AIM:
Reproduce everything from the very start of the entries down to the line that contains "- redacted-sender-name: [55, 612, 169, 646]", including that line, with no changes.

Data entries
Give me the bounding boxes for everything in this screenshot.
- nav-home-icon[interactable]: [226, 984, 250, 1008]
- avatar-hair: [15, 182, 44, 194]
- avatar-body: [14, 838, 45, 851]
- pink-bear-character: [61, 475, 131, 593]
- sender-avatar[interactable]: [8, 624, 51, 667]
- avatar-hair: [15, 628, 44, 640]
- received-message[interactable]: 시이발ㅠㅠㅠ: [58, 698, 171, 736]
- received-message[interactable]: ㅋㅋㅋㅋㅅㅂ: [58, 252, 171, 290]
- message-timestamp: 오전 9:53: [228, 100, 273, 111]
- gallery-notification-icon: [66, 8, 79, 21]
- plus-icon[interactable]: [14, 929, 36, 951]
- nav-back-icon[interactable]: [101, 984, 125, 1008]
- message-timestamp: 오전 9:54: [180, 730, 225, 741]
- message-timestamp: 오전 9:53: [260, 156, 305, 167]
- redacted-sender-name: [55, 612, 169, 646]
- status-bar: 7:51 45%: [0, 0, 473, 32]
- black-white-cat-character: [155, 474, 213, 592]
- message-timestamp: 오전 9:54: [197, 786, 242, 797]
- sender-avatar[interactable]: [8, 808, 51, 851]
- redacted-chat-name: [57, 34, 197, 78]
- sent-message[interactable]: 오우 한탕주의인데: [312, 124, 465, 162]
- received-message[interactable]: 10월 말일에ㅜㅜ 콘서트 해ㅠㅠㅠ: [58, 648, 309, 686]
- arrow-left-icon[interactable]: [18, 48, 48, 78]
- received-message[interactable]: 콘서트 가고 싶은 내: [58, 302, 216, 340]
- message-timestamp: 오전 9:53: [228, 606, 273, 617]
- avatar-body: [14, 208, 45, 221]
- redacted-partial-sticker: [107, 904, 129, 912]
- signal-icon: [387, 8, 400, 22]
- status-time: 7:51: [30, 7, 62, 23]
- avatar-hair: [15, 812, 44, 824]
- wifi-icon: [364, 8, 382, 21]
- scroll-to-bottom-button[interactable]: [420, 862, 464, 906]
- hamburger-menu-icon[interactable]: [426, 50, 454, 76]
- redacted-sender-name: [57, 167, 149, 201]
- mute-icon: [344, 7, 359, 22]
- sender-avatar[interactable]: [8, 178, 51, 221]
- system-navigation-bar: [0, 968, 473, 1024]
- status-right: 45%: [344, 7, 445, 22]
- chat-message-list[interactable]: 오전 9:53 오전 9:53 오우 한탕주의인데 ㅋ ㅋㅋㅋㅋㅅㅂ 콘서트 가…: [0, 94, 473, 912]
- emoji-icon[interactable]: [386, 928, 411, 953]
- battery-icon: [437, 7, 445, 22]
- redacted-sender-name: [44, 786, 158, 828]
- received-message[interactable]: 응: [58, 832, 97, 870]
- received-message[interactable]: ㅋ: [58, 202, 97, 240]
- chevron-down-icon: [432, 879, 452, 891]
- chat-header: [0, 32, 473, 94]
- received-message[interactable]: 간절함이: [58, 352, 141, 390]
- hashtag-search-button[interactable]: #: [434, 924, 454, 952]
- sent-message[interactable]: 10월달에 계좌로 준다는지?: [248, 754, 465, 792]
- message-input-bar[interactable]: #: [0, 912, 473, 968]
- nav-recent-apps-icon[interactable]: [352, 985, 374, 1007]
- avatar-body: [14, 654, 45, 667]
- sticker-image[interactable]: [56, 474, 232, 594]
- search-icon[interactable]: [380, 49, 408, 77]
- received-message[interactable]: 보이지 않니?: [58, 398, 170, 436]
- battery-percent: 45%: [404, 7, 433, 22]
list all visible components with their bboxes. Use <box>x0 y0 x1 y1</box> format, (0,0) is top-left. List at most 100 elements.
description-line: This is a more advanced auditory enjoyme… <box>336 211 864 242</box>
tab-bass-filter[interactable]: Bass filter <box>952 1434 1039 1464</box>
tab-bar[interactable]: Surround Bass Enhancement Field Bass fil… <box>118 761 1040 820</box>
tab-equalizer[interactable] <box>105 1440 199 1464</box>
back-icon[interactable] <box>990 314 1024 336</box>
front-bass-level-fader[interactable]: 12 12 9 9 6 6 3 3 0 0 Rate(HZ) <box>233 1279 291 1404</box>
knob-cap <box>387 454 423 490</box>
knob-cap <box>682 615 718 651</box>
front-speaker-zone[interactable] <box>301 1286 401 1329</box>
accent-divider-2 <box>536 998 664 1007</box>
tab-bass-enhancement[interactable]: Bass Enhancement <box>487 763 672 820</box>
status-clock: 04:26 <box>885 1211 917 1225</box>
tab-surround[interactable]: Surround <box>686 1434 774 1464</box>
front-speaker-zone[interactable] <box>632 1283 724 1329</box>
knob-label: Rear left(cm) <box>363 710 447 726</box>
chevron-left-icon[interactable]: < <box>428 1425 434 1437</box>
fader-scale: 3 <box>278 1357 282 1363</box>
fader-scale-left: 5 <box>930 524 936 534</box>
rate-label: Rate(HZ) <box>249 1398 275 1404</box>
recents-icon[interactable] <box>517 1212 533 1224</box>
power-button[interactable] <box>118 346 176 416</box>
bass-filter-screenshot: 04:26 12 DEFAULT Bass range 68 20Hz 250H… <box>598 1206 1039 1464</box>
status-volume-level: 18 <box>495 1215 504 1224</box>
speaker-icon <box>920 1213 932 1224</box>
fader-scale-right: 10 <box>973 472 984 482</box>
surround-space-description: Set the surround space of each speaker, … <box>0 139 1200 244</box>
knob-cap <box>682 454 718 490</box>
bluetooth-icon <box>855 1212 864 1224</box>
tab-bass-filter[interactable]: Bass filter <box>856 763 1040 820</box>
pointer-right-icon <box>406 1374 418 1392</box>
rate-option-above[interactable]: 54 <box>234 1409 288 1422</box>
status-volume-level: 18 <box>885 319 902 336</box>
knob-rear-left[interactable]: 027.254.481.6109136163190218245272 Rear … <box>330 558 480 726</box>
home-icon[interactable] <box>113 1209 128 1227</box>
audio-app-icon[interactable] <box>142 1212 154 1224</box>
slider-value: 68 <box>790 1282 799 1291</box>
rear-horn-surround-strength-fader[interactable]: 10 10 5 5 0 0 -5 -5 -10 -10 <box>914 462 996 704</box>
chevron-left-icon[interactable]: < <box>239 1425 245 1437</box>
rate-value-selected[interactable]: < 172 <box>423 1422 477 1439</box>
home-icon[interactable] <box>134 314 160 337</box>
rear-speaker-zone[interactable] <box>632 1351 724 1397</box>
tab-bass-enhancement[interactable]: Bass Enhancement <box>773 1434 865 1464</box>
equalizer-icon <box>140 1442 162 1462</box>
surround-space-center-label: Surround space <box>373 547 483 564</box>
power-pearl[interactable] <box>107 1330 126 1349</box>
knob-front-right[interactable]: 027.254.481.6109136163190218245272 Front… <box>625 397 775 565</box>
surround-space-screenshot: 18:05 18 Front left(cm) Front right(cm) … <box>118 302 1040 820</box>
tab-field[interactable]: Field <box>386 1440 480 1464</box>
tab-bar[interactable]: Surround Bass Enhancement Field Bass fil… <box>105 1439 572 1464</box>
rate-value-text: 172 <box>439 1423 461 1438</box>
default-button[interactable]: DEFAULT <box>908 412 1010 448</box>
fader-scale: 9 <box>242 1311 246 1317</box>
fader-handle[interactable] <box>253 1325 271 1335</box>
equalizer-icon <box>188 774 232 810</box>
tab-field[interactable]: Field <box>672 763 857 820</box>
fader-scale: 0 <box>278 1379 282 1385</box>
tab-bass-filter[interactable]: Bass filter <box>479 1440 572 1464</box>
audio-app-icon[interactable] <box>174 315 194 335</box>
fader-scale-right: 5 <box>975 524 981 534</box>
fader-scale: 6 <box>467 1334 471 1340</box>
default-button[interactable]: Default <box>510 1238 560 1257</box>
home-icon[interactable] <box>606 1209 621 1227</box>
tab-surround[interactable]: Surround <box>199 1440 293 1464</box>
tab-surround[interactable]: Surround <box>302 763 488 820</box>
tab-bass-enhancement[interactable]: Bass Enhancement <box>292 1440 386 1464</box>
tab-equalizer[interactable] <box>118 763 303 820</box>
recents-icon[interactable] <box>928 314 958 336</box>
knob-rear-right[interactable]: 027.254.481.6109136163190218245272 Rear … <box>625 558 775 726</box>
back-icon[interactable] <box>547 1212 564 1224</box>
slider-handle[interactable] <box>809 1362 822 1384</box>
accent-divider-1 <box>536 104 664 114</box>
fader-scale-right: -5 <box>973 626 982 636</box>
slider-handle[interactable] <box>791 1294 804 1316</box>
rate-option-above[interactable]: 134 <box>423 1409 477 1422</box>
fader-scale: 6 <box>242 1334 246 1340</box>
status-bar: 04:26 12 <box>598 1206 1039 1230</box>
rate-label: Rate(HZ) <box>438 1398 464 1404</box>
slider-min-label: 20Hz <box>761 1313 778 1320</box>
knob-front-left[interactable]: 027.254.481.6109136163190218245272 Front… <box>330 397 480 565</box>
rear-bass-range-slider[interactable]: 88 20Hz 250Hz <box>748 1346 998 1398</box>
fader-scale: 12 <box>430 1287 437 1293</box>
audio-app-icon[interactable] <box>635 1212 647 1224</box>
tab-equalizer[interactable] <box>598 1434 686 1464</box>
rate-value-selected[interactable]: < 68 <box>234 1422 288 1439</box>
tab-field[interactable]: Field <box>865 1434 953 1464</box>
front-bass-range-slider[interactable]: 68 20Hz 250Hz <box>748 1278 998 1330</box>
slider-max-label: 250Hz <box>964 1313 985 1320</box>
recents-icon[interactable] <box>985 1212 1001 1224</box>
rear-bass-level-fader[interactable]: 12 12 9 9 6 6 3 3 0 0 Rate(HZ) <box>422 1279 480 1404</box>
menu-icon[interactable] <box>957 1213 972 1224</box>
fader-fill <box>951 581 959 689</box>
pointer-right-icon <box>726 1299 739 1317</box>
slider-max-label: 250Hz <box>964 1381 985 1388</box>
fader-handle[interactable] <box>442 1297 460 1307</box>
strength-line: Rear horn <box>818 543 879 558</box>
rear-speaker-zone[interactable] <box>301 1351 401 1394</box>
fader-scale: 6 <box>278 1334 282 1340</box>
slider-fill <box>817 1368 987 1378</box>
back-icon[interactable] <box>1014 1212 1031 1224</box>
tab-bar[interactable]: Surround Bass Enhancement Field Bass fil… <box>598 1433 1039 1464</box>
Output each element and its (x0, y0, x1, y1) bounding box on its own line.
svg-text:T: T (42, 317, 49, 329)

TASK RESPONSE:
Give me the bounding boxes for everything in this screenshot.
- nav-home-icon[interactable]: [226, 984, 250, 1008]
- avatar-hair: [15, 182, 44, 194]
- avatar-body: [14, 838, 45, 851]
- pink-bear-character: [61, 475, 131, 593]
- sender-avatar[interactable]: [8, 624, 51, 667]
- avatar-hair: [15, 628, 44, 640]
- received-message[interactable]: 시이발ㅠㅠㅠ: [58, 698, 171, 736]
- received-message[interactable]: ㅋㅋㅋㅋㅅㅂ: [58, 252, 171, 290]
- message-timestamp: 오전 9:53: [228, 100, 273, 111]
- gallery-notification-icon: [66, 8, 79, 21]
- plus-icon[interactable]: [14, 929, 36, 951]
- nav-back-icon[interactable]: [101, 984, 125, 1008]
- message-timestamp: 오전 9:54: [180, 730, 225, 741]
- message-timestamp: 오전 9:53: [260, 156, 305, 167]
- redacted-sender-name: [55, 612, 169, 646]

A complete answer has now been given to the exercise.